◆ Written problem ◆
Return the entries verbatim and drop every picture.

◆ Recorded information ◆
────────────────────────────────────────

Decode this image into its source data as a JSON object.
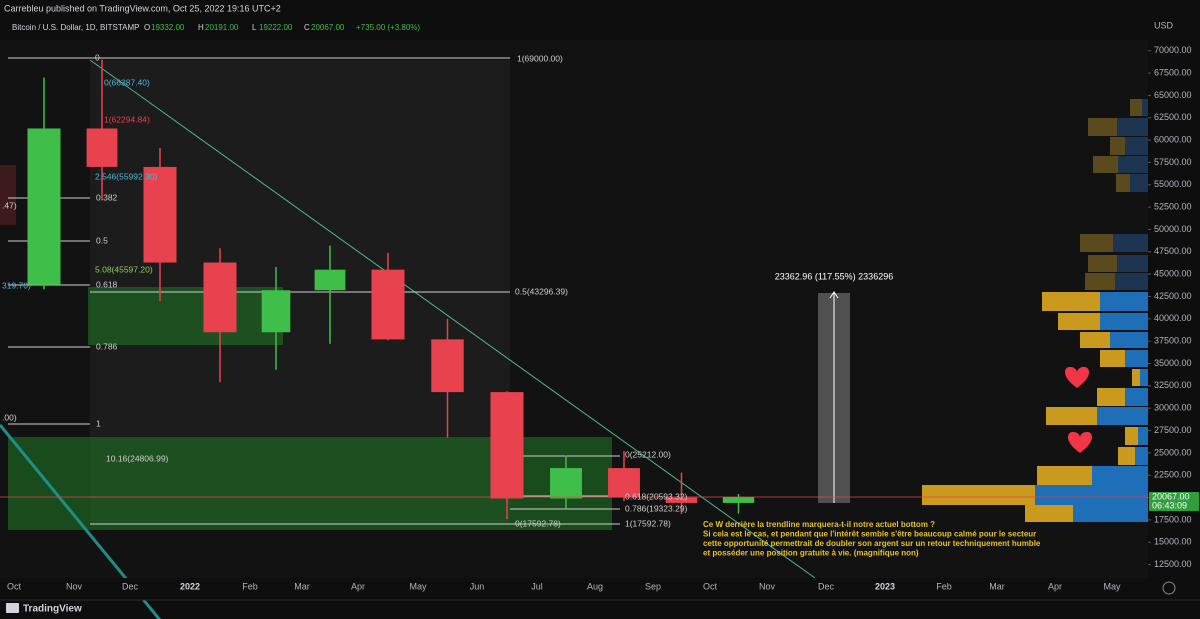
{
  "chart_data": {
    "type": "candlestick",
    "published": "Carrebleu published on TradingView.com, Oct 25, 2022 19:16 UTC+2",
    "title": "Bitcoin / U.S. Dollar, 1D, BITSTAMP",
    "ohlc": [
      {
        "key": "O",
        "value": "19332.00"
      },
      {
        "key": "H",
        "value": "20191.00"
      },
      {
        "key": "L",
        "value": "19222.00"
      },
      {
        "key": "C",
        "value": "20067.00"
      }
    ],
    "change": "+735.00 (+3.80%)",
    "currency": "USD",
    "categories": [
      "Oct",
      "Nov",
      "Dec",
      "2022",
      "Feb",
      "Mar",
      "Apr",
      "May",
      "Jun",
      "Jul",
      "Aug",
      "Sep",
      "Oct",
      "Nov",
      "Dec",
      "2023",
      "Feb",
      "Mar",
      "Apr",
      "May"
    ],
    "open": [
      43800,
      61300,
      57000,
      46300,
      38500,
      43200,
      45500,
      37700,
      31800,
      19900,
      23300,
      20000,
      19400,
      null,
      null,
      null,
      null,
      null,
      null,
      null
    ],
    "high": [
      67000,
      69000,
      59100,
      47900,
      45800,
      48200,
      47400,
      40000,
      31900,
      24700,
      25200,
      22800,
      20400,
      null,
      null,
      null,
      null,
      null,
      null,
      null
    ],
    "low": [
      43300,
      53300,
      42000,
      32900,
      34300,
      37200,
      37600,
      26700,
      17600,
      18800,
      19600,
      18150,
      18200,
      null,
      null,
      null,
      null,
      null,
      null,
      null
    ],
    "close": [
      61300,
      57000,
      46300,
      38500,
      43200,
      45500,
      37700,
      31800,
      19900,
      23300,
      20000,
      19400,
      20067,
      null,
      null,
      null,
      null,
      null,
      null,
      null
    ],
    "up_color": "#3fbf4a",
    "down_color": "#e8424f",
    "ylim": [
      11000,
      71200
    ],
    "yticks": [
      {
        "value": 70000,
        "label": "70000.00"
      },
      {
        "value": 67500,
        "label": "67500.00"
      },
      {
        "value": 65000,
        "label": "65000.00"
      },
      {
        "value": 62500,
        "label": "62500.00"
      },
      {
        "value": 60000,
        "label": "60000.00"
      },
      {
        "value": 57500,
        "label": "57500.00"
      },
      {
        "value": 55000,
        "label": "55000.00"
      },
      {
        "value": 52500,
        "label": "52500.00"
      },
      {
        "value": 50000,
        "label": "50000.00"
      },
      {
        "value": 47500,
        "label": "47500.00"
      },
      {
        "value": 45000,
        "label": "45000.00"
      },
      {
        "value": 42500,
        "label": "42500.00"
      },
      {
        "value": 40000,
        "label": "40000.00"
      },
      {
        "value": 37500,
        "label": "37500.00"
      },
      {
        "value": 35000,
        "label": "35000.00"
      },
      {
        "value": 32500,
        "label": "32500.00"
      },
      {
        "value": 30000,
        "label": "30000.00"
      },
      {
        "value": 27500,
        "label": "27500.00"
      },
      {
        "value": 25000,
        "label": "25000.00"
      },
      {
        "value": 22500,
        "label": "22500.00"
      },
      {
        "value": 20000,
        "label": "20000.00"
      },
      {
        "value": 17500,
        "label": "17500.00"
      },
      {
        "value": 15000,
        "label": "15000.00"
      },
      {
        "value": 12500,
        "label": "12500.00"
      }
    ],
    "last_price": {
      "value": 20067,
      "label": "20067.00"
    },
    "countdown": "06:43:09",
    "fib_labels": [
      "0",
      "1(69000.00)",
      "0(66387.40)",
      "1(62294.84)",
      "2.546(55992.30)",
      "0.382",
      "0.5",
      "5.08(45597.20)",
      "0.618",
      "0.786",
      "1",
      "10.16(24806.99)",
      "0.5(43296.39)",
      "0(25212.00)",
      "0.618(20593.32)",
      "0.786(19323.29)",
      "0(17592.78)",
      "1(17592.78)",
      ".47)",
      "319.70)",
      ".00)"
    ],
    "measure_label": "23362.96 (117.55%) 2336296",
    "annotation": [
      "Ce W derrière la trendline marquera-t-il notre actuel bottom ?",
      "Si cela est le cas, et pendant que l'intérêt semble s'être beaucoup calmé pour le secteur",
      "cette opportunité permettrait de doubler son argent sur un retour techniquement humble",
      "et posséder une position gratuite à vie. (magnifique non)"
    ],
    "brand": "TradingView"
  }
}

────────────────────────────────────────

◆ Output for this task ◆
Decode this image into its source data as a JSON object.
{
  "chart_data": {
    "type": "candlestick",
    "published": "Carrebleu published on TradingView.com, Oct 25, 2022 19:16 UTC+2",
    "title": "Bitcoin / U.S. Dollar, 1D, BITSTAMP",
    "ohlc": [
      {
        "key": "O",
        "value": "19332.00"
      },
      {
        "key": "H",
        "value": "20191.00"
      },
      {
        "key": "L",
        "value": "19222.00"
      },
      {
        "key": "C",
        "value": "20067.00"
      }
    ],
    "change": "+735.00 (+3.80%)",
    "currency": "USD",
    "categories": [
      "Oct",
      "Nov",
      "Dec",
      "2022",
      "Feb",
      "Mar",
      "Apr",
      "May",
      "Jun",
      "Jul",
      "Aug",
      "Sep",
      "Oct",
      "Nov",
      "Dec",
      "2023",
      "Feb",
      "Mar",
      "Apr",
      "May"
    ],
    "open": [
      43800,
      61300,
      57000,
      46300,
      38500,
      43200,
      45500,
      37700,
      31800,
      19900,
      23300,
      20000,
      19400,
      null,
      null,
      null,
      null,
      null,
      null,
      null
    ],
    "high": [
      67000,
      69000,
      59100,
      47900,
      45800,
      48200,
      47400,
      40000,
      31900,
      24700,
      25200,
      22800,
      20400,
      null,
      null,
      null,
      null,
      null,
      null,
      null
    ],
    "low": [
      43300,
      53300,
      42000,
      32900,
      34300,
      37200,
      37600,
      26700,
      17600,
      18800,
      19600,
      18150,
      18200,
      null,
      null,
      null,
      null,
      null,
      null,
      null
    ],
    "close": [
      61300,
      57000,
      46300,
      38500,
      43200,
      45500,
      37700,
      31800,
      19900,
      23300,
      20000,
      19400,
      20067,
      null,
      null,
      null,
      null,
      null,
      null,
      null
    ],
    "up_color": "#3fbf4a",
    "down_color": "#e8424f",
    "ylim": [
      11000,
      71200
    ],
    "yticks": [
      {
        "value": 70000,
        "label": "70000.00"
      },
      {
        "value": 67500,
        "label": "67500.00"
      },
      {
        "value": 65000,
        "label": "65000.00"
      },
      {
        "value": 62500,
        "label": "62500.00"
      },
      {
        "value": 60000,
        "label": "60000.00"
      },
      {
        "value": 57500,
        "label": "57500.00"
      },
      {
        "value": 55000,
        "label": "55000.00"
      },
      {
        "value": 52500,
        "label": "52500.00"
      },
      {
        "value": 50000,
        "label": "50000.00"
      },
      {
        "value": 47500,
        "label": "47500.00"
      },
      {
        "value": 45000,
        "label": "45000.00"
      },
      {
        "value": 42500,
        "label": "42500.00"
      },
      {
        "value": 40000,
        "label": "40000.00"
      },
      {
        "value": 37500,
        "label": "37500.00"
      },
      {
        "value": 35000,
        "label": "35000.00"
      },
      {
        "value": 32500,
        "label": "32500.00"
      },
      {
        "value": 30000,
        "label": "30000.00"
      },
      {
        "value": 27500,
        "label": "27500.00"
      },
      {
        "value": 25000,
        "label": "25000.00"
      },
      {
        "value": 22500,
        "label": "22500.00"
      },
      {
        "value": 20000,
        "label": "20000.00"
      },
      {
        "value": 17500,
        "label": "17500.00"
      },
      {
        "value": 15000,
        "label": "15000.00"
      },
      {
        "value": 12500,
        "label": "12500.00"
      }
    ],
    "last_price": {
      "value": 20067,
      "label": "20067.00"
    },
    "countdown": "06:43:09",
    "fib_labels": [
      "0",
      "1(69000.00)",
      "0(66387.40)",
      "1(62294.84)",
      "2.546(55992.30)",
      "0.382",
      "0.5",
      "5.08(45597.20)",
      "0.618",
      "0.786",
      "1",
      "10.16(24806.99)",
      "0.5(43296.39)",
      "0(25212.00)",
      "0.618(20593.32)",
      "0.786(19323.29)",
      "0(17592.78)",
      "1(17592.78)",
      ".47)",
      "319.70)",
      ".00)"
    ],
    "measure_label": "23362.96 (117.55%) 2336296",
    "annotation": [
      "Ce W derrière la trendline marquera-t-il notre actuel bottom ?",
      "Si cela est le cas, et pendant que l'intérêt semble s'être beaucoup calmé pour le secteur",
      "cette opportunité permettrait de doubler son argent sur un retour techniquement humble",
      "et posséder une position gratuite à vie. (magnifique non)"
    ],
    "brand": "TradingView"
  }
}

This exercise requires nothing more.